Objective »
Gather up the lines that contain "ζωῆς".

Records for this exercise »
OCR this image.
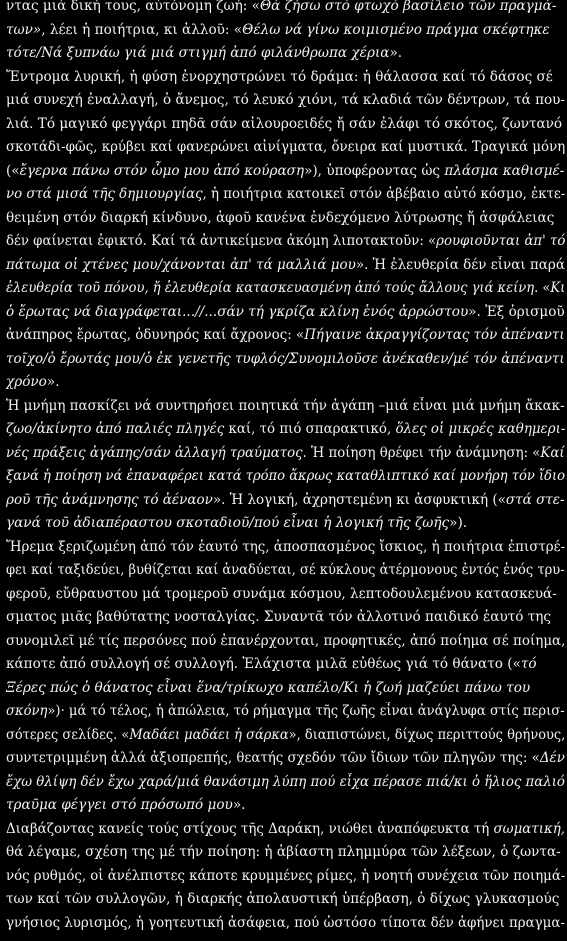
ντας μιά δική τους, αὐτόνομη ζωή: «Θά ζήσω στό φτωχό βασίλειο τῶν πραγμά-
των», λέει ἡ ποιήτρια, κι ἀλλοῦ: «Θέλω νά γίνω κοιμισμένο πράγμα σκέφτηκε
τότε/Νά ξυπνάω γιά μιά στιγμή ἀπό φιλάνθρωπα χέρια».
Ἔντρομα λυρική, ἡ φύση ἐνορχηστρώνει τό δράμα: ἡ θάλασσα καί τό δάσος σέ
μιά συνεχή ἐναλλαγή, ὁ ἄνεμος, τό λευκό χιόνι, τά κλαδιά τῶν δέντρων, τά που-
λιά. Τό μαγικό φεγγάρι πηδᾶ σάν αἰλουροειδές ἤ σάν ἐλάφι τό σκότος, ζωντανό
σκοτάδι-φῶς, κρύβει καί φανερώνει αἰνίγματα, ὄνειρα καί μυστικά. Τραγικά μόνη
(«ἔγερνα πάνω στόν ὦμο μου ἀπό κούραση»), ὑποφέροντας ὡς πλάσμα καθισμέ-
νο στά μισά τῆς δημιουργίας, ἡ ποιήτρια κατοικεῖ στόν ἀβέβαιο αὐτό κόσμο, ἐκτε-
θειμένη στόν διαρκή κίνδυνο, ἀφοῦ κανένα ἐνδεχόμενο λύτρωσης ἤ ἀσφάλειας
δέν φαίνεται ἐφικτό. Καί τά ἀντικείμενα ἀκόμη λιποτακτοῦν: «ρουφιοῦνται ἀπ' τό
πάτωμα οἱ χτένες μου/χάνονται ἀπ' τά μαλλιά μου». Ἡ ἐλευθερία δέν εἶναι παρά
ἐλευθερία τοῦ πόνου, ἤ ἐλευθερία κατασκευασμένη ἀπό τούς ἄλλους γιά κείνη. «Κι
ὁ ἔρωτας νά διαγράφεται...//...σάν τή γκρίζα κλίνη ἑνός ἀρρώστου». Ἐξ ὁρισμοῦ
ἀνάπηρος ἔρωτας, ὀδυνηρός καί ἄχρονος: «Πήγαινε ἀκραγγίζοντας τόν ἀπέναντι
τοῖχο/ὁ ἔρωτάς μου/ὁ ἐκ γενετῆς τυφλός/Συνομιλοῦσε ἀνέκαθεν/μέ τόν ἀπέναντι
χρόνο».
Ἡ μνήμη πασκίζει νά συντηρήσει ποιητικά τήν ἀγάπη –μιά εἶναι μιά μνήμη ἄκακ-
ζωο/ἀκίνητο ἀπό παλιές πληγές καί, τό πιό σπαρακτικό, ὅλες οἱ μικρές καθημερι-
νές πράξεις ἀγάπης/σάν ἀλλαγή τραύματος. Ἡ ποίηση θρέφει τήν ἀνάμνηση: «Καί
ξανά ἡ ποίηση νά ἐπαναφέρει κατά τρόπο ἄκρως καταθλιπτικό καί μονήρη τόν ἴδιο
ροῦ τῆς ἀνάμνησης τό ἀέναον». Ἡ λογική, ἀχρηστεμένη κι ἀσφυκτική («στά στε-
γανά τοῦ ἀδιαπέραστου σκοταδιοῦ/πού εἶναι ἡ λογική τῆς ζωῆς»).
Ἤρεμα ξεριζωμένη ἀπό τόν ἑαυτό της, ἀποσπασμένος ἴσκιος, ἡ ποιήτρια ἐπιστρέ-
φει καί ταξιδεύει, βυθίζεται καί ἀναδύεται, σέ κύκλους ἀτέρμονους ἐντός ἑνός τρυ-
φεροῦ, εὔθραυστου μά τρομεροῦ συνάμα κόσμου, λεπτοδουλεμένου κατασκευά-
σματος μιᾶς βαθύτατης νοσταλγίας. Συναντᾶ τόν ἀλλοτινό παιδικό ἑαυτό της
συνομιλεῖ μέ τίς περσόνες πού ἐπανέρχονται, προφητικές, ἀπό ποίημα σέ ποίημα,
κάποτε ἀπό συλλογή σέ συλλογή. Ἐλάχιστα μιλᾶ εὐθέως γιά τό θάνατο («τό
Ξέρες πώς ὁ θάνατος εἶναι ἕνα/τρίκωχο καπέλο/Κι ἡ ζωή μαζεύει πάνω του
σκόνη»)· μά τό τέλος, ἡ ἀπώλεια, τό ρήμαγμα τῆς ζωῆς εἶναι ἀνάγλυφα στίς περισ-
σότερες σελίδες. «Μαδάει μαδάει ἡ σάρκα», διαπιστώνει, δίχως περιττούς θρήνους,
συντετριμμένη ἀλλά ἀξιοπρεπής, θεατής σχεδόν τῶν ἴδιων τῶν πληγῶν της: «Δέν
ἔχω θλίψη δέν ἔχω χαρά/μιά θανάσιμη λύπη πού εἶχα πέρασε πιά/κι ὁ ἥλιος παλιό
τραῦμα φέγγει στό πρόσωπό μου».
Διαβάζοντας κανείς τούς στίχους τῆς Δαράκη, νιώθει ἀναπόφευκτα τή σωματική,
θά λέγαμε, σχέση της μέ τήν ποίηση: ἡ ἀβίαστη πλημμύρα τῶν λέξεων, ὁ ζωντα-
νός ρυθμός, οἱ ἀνέλπιστες κάποτε κρυμμένες ρίμες, ἡ νοητή συνέχεια τῶν ποιημά-
των καί τῶν συλλογῶν, ἡ διαρκής ἀπολαυστική ὑπέρβαση, ὁ δίχως γλυκασμούς
γνήσιος λυρισμός, ἡ γοητευτική ἀσάφεια, πού ὡστόσο τίποτα δέν ἀφήνει πραγμα-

Exercise response »
γανά τοῦ ἀδιαπέραστου σκοταδιοῦ/πού εἶναι ἡ λογική τῆς ζωῆς»).
σκόνη»)· μά τό τέλος, ἡ ἀπώλεια, τό ρήμαγμα τῆς ζωῆς εἶναι ἀνάγλυφα στίς περισ-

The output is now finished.